■ **Recorded information**
>>
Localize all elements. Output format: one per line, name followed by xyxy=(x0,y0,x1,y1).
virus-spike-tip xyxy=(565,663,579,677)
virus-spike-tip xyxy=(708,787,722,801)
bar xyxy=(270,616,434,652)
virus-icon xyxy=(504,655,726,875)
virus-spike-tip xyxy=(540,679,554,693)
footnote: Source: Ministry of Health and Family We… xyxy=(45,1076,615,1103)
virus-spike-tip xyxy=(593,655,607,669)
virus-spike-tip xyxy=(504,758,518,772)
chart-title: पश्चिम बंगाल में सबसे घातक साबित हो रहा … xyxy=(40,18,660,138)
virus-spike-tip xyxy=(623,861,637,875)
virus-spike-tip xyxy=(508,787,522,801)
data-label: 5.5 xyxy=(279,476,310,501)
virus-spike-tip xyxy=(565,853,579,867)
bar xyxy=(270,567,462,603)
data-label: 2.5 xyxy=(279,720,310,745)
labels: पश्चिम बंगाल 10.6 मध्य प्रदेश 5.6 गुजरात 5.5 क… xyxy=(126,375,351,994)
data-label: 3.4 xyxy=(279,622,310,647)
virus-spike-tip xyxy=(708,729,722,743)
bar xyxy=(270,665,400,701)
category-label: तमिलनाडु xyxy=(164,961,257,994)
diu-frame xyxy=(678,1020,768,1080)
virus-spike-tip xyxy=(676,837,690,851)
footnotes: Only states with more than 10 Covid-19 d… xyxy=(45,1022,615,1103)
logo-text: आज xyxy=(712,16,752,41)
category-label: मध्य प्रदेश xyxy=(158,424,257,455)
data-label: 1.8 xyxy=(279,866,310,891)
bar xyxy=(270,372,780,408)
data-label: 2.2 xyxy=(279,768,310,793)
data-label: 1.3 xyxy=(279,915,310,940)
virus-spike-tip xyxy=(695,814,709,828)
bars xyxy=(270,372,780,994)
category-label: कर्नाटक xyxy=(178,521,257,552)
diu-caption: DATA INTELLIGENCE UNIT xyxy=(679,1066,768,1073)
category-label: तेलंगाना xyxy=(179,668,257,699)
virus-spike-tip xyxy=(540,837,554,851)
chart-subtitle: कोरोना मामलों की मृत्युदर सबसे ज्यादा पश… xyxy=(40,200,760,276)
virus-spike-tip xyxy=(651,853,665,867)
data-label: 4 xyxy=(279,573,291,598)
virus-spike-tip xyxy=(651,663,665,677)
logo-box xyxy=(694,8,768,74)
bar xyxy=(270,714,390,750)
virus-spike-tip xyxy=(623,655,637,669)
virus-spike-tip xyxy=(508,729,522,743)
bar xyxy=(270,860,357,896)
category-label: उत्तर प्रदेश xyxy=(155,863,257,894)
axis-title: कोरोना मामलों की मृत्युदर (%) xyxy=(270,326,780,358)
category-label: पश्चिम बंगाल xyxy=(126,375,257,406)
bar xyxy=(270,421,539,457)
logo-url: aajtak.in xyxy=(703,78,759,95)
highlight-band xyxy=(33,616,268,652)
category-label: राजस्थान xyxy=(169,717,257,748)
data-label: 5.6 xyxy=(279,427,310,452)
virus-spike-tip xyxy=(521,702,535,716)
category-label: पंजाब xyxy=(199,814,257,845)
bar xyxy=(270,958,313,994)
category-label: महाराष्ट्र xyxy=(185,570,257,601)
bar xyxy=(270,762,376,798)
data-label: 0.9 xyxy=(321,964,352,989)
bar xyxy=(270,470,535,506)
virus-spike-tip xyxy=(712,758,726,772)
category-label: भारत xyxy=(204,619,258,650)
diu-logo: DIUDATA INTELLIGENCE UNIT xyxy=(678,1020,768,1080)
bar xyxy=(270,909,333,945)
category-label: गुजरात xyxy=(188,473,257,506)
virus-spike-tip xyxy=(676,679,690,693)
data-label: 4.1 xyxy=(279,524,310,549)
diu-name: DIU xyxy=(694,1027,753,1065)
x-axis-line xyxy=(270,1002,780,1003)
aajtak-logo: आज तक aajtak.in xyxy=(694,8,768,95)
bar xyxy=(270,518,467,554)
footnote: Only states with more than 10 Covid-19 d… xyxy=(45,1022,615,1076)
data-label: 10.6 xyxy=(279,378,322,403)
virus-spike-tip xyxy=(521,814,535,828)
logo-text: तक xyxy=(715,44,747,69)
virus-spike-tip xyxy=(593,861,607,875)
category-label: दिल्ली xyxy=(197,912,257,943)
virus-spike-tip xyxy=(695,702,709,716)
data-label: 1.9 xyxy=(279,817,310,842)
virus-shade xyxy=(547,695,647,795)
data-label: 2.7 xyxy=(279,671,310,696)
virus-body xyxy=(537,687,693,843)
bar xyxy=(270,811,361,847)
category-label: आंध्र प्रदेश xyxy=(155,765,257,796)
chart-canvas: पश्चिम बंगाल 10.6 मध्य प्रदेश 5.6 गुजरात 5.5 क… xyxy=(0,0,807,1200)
<<
■ **Required work**
Write the records again exactly as they stand.

■ **Answer space**
Localize all elements. Output format: one per line, name followed by xyxy=(x0,y0,x1,y1).
virus-spike-tip xyxy=(565,663,579,677)
virus-spike-tip xyxy=(708,787,722,801)
bar xyxy=(270,616,434,652)
virus-icon xyxy=(504,655,726,875)
virus-spike-tip xyxy=(540,679,554,693)
footnote: Source: Ministry of Health and Family We… xyxy=(45,1076,615,1103)
virus-spike-tip xyxy=(593,655,607,669)
virus-spike-tip xyxy=(504,758,518,772)
chart-title: पश्चिम बंगाल में सबसे घातक साबित हो रहा … xyxy=(40,18,660,138)
virus-spike-tip xyxy=(623,861,637,875)
virus-spike-tip xyxy=(508,787,522,801)
data-label: 5.5 xyxy=(279,476,310,501)
virus-spike-tip xyxy=(565,853,579,867)
bar xyxy=(270,567,462,603)
data-label: 2.5 xyxy=(279,720,310,745)
labels: पश्चिम बंगाल 10.6 मध्य प्रदेश 5.6 गुजरात 5.5 क… xyxy=(126,375,351,994)
data-label: 3.4 xyxy=(279,622,310,647)
virus-spike-tip xyxy=(708,729,722,743)
bar xyxy=(270,665,400,701)
category-label: तमिलनाडु xyxy=(164,961,257,994)
diu-frame xyxy=(678,1020,768,1080)
virus-spike-tip xyxy=(676,837,690,851)
footnotes: Only states with more than 10 Covid-19 d… xyxy=(45,1022,615,1103)
logo-text: आज xyxy=(712,16,752,41)
category-label: मध्य प्रदेश xyxy=(158,424,257,455)
data-label: 1.8 xyxy=(279,866,310,891)
bar xyxy=(270,372,780,408)
data-label: 2.2 xyxy=(279,768,310,793)
data-label: 1.3 xyxy=(279,915,310,940)
virus-spike-tip xyxy=(695,814,709,828)
bars xyxy=(270,372,780,994)
category-label: कर्नाटक xyxy=(178,521,257,552)
diu-caption: DATA INTELLIGENCE UNIT xyxy=(679,1066,768,1073)
category-label: तेलंगाना xyxy=(179,668,257,699)
virus-spike-tip xyxy=(540,837,554,851)
chart-subtitle: कोरोना मामलों की मृत्युदर सबसे ज्यादा पश… xyxy=(40,200,760,276)
virus-spike-tip xyxy=(651,853,665,867)
data-label: 4 xyxy=(279,573,291,598)
virus-spike-tip xyxy=(651,663,665,677)
logo-box xyxy=(694,8,768,74)
bar xyxy=(270,714,390,750)
virus-spike-tip xyxy=(623,655,637,669)
virus-spike-tip xyxy=(508,729,522,743)
bar xyxy=(270,860,357,896)
category-label: उत्तर प्रदेश xyxy=(155,863,257,894)
axis-title: कोरोना मामलों की मृत्युदर (%) xyxy=(270,326,780,358)
category-label: पश्चिम बंगाल xyxy=(126,375,257,406)
bar xyxy=(270,421,539,457)
logo-url: aajtak.in xyxy=(703,78,759,95)
highlight-band xyxy=(33,616,268,652)
category-label: राजस्थान xyxy=(169,717,257,748)
data-label: 5.6 xyxy=(279,427,310,452)
virus-spike-tip xyxy=(521,702,535,716)
category-label: पंजाब xyxy=(199,814,257,845)
bar xyxy=(270,958,313,994)
category-label: महाराष्ट्र xyxy=(185,570,257,601)
bar xyxy=(270,762,376,798)
data-label: 0.9 xyxy=(321,964,352,989)
bar xyxy=(270,470,535,506)
virus-spike-tip xyxy=(712,758,726,772)
category-label: भारत xyxy=(204,619,258,650)
diu-logo: DIUDATA INTELLIGENCE UNIT xyxy=(678,1020,768,1080)
bar xyxy=(270,909,333,945)
category-label: गुजरात xyxy=(188,473,257,506)
virus-spike-tip xyxy=(676,679,690,693)
data-label: 4.1 xyxy=(279,524,310,549)
diu-name: DIU xyxy=(694,1027,753,1065)
x-axis-line xyxy=(270,1002,780,1003)
aajtak-logo: आज तक aajtak.in xyxy=(694,8,768,95)
bar xyxy=(270,518,467,554)
footnote: Only states with more than 10 Covid-19 d… xyxy=(45,1022,615,1076)
data-label: 10.6 xyxy=(279,378,322,403)
virus-spike-tip xyxy=(521,814,535,828)
logo-text: तक xyxy=(715,44,747,69)
virus-spike-tip xyxy=(593,861,607,875)
category-label: दिल्ली xyxy=(197,912,257,943)
virus-spike-tip xyxy=(695,702,709,716)
data-label: 1.9 xyxy=(279,817,310,842)
virus-shade xyxy=(547,695,647,795)
data-label: 2.7 xyxy=(279,671,310,696)
virus-body xyxy=(537,687,693,843)
bar xyxy=(270,811,361,847)
category-label: आंध्र प्रदेश xyxy=(155,765,257,796)
chart-canvas: पश्चिम बंगाल 10.6 मध्य प्रदेश 5.6 गुजरात 5.5 क… xyxy=(0,0,807,1200)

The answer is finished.